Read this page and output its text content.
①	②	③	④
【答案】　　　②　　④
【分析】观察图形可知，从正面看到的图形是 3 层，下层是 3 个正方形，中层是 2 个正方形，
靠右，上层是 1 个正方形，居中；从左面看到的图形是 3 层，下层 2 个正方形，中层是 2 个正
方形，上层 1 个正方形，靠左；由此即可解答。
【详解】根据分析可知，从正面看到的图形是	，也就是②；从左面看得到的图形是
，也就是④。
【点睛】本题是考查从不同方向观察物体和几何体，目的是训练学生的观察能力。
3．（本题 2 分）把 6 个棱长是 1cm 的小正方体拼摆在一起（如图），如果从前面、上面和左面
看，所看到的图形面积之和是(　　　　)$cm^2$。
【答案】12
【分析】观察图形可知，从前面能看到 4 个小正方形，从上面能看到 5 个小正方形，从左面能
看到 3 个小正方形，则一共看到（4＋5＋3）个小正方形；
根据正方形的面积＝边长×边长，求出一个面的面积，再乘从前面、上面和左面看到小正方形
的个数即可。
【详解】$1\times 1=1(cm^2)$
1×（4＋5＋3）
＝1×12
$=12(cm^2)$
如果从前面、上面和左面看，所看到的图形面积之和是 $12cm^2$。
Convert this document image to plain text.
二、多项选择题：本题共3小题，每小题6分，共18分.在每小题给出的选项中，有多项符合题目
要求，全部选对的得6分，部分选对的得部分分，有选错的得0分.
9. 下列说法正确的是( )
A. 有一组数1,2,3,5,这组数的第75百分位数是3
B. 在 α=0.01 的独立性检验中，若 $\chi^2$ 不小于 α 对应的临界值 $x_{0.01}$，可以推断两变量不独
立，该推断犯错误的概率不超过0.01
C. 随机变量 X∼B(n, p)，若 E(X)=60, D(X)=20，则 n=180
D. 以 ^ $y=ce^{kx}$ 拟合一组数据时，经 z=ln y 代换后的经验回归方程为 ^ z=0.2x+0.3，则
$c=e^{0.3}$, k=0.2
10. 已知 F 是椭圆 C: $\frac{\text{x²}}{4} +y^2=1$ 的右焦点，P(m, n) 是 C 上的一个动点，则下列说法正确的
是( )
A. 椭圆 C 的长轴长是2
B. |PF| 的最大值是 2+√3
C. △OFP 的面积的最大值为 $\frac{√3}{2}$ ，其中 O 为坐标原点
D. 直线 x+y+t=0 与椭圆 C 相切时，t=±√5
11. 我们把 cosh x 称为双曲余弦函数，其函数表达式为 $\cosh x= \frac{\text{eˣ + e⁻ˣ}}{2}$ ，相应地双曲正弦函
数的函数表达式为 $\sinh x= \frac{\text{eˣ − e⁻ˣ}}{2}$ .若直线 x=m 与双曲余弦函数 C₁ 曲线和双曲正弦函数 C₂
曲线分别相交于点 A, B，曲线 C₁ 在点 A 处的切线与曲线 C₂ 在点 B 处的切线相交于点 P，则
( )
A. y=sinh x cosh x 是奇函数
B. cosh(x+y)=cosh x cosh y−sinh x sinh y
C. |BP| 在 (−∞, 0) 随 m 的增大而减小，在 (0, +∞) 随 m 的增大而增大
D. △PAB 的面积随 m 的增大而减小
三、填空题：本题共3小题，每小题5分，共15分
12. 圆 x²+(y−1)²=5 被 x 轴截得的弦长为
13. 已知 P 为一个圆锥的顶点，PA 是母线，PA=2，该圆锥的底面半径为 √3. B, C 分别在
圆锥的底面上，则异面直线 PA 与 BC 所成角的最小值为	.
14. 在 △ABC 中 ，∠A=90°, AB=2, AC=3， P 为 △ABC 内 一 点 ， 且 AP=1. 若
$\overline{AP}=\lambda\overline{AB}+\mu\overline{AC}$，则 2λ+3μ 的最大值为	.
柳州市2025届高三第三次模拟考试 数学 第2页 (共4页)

- - -

Every line of the data above should be copied exactly.

Answer for this exercise:
Read this page and output its text content.
①	②	③	④
【答案】　　　②　　④
【分析】观察图形可知，从正面看到的图形是 3 层，下层是 3 个正方形，中层是 2 个正方形，
靠右，上层是 1 个正方形，居中；从左面看到的图形是 3 层，下层 2 个正方形，中层是 2 个正
方形，上层 1 个正方形，靠左；由此即可解答。
【详解】根据分析可知，从正面看到的图形是	，也就是②；从左面看得到的图形是
，也就是④。
【点睛】本题是考查从不同方向观察物体和几何体，目的是训练学生的观察能力。
3．（本题 2 分）把 6 个棱长是 1cm 的小正方体拼摆在一起（如图），如果从前面、上面和左面
看，所看到的图形面积之和是(　　　　)$cm^2$。
【答案】12
【分析】观察图形可知，从前面能看到 4 个小正方形，从上面能看到 5 个小正方形，从左面能
看到 3 个小正方形，则一共看到（4＋5＋3）个小正方形；
根据正方形的面积＝边长×边长，求出一个面的面积，再乘从前面、上面和左面看到小正方形
的个数即可。
【详解】$1\times 1=1(cm^2)$
1×（4＋5＋3）
＝1×12
$=12(cm^2)$
如果从前面、上面和左面看，所看到的图形面积之和是 $12cm^2$。
Convert this document image to plain text.
二、多项选择题：本题共3小题，每小题6分，共18分.在每小题给出的选项中，有多项符合题目
要求，全部选对的得6分，部分选对的得部分分，有选错的得0分.
9. 下列说法正确的是( )
A. 有一组数1,2,3,5,这组数的第75百分位数是3
B. 在 α=0.01 的独立性检验中，若 $\chi^2$ 不小于 α 对应的临界值 $x_{0.01}$，可以推断两变量不独
立，该推断犯错误的概率不超过0.01
C. 随机变量 X∼B(n, p)，若 E(X)=60, D(X)=20，则 n=180
D. 以 ^ $y=ce^{kx}$ 拟合一组数据时，经 z=ln y 代换后的经验回归方程为 ^ z=0.2x+0.3，则
$c=e^{0.3}$, k=0.2
10. 已知 F 是椭圆 C: $\frac{\text{x²}}{4} +y^2=1$ 的右焦点，P(m, n) 是 C 上的一个动点，则下列说法正确的
是( )
A. 椭圆 C 的长轴长是2
B. |PF| 的最大值是 2+√3
C. △OFP 的面积的最大值为 $\frac{√3}{2}$ ，其中 O 为坐标原点
D. 直线 x+y+t=0 与椭圆 C 相切时，t=±√5
11. 我们把 cosh x 称为双曲余弦函数，其函数表达式为 $\cosh x= \frac{\text{eˣ + e⁻ˣ}}{2}$ ，相应地双曲正弦函
数的函数表达式为 $\sinh x= \frac{\text{eˣ − e⁻ˣ}}{2}$ .若直线 x=m 与双曲余弦函数 C₁ 曲线和双曲正弦函数 C₂
曲线分别相交于点 A, B，曲线 C₁ 在点 A 处的切线与曲线 C₂ 在点 B 处的切线相交于点 P，则
( )
A. y=sinh x cosh x 是奇函数
B. cosh(x+y)=cosh x cosh y−sinh x sinh y
C. |BP| 在 (−∞, 0) 随 m 的增大而减小，在 (0, +∞) 随 m 的增大而增大
D. △PAB 的面积随 m 的增大而减小
三、填空题：本题共3小题，每小题5分，共15分
12. 圆 x²+(y−1)²=5 被 x 轴截得的弦长为
13. 已知 P 为一个圆锥的顶点，PA 是母线，PA=2，该圆锥的底面半径为 √3. B, C 分别在
圆锥的底面上，则异面直线 PA 与 BC 所成角的最小值为	.
14. 在 △ABC 中 ，∠A=90°, AB=2, AC=3， P 为 △ABC 内 一 点 ， 且 AP=1. 若
$\overline{AP}=\lambda\overline{AB}+\mu\overline{AC}$，则 2λ+3μ 的最大值为	.
柳州市2025届高三第三次模拟考试 数学 第2页 (共4页)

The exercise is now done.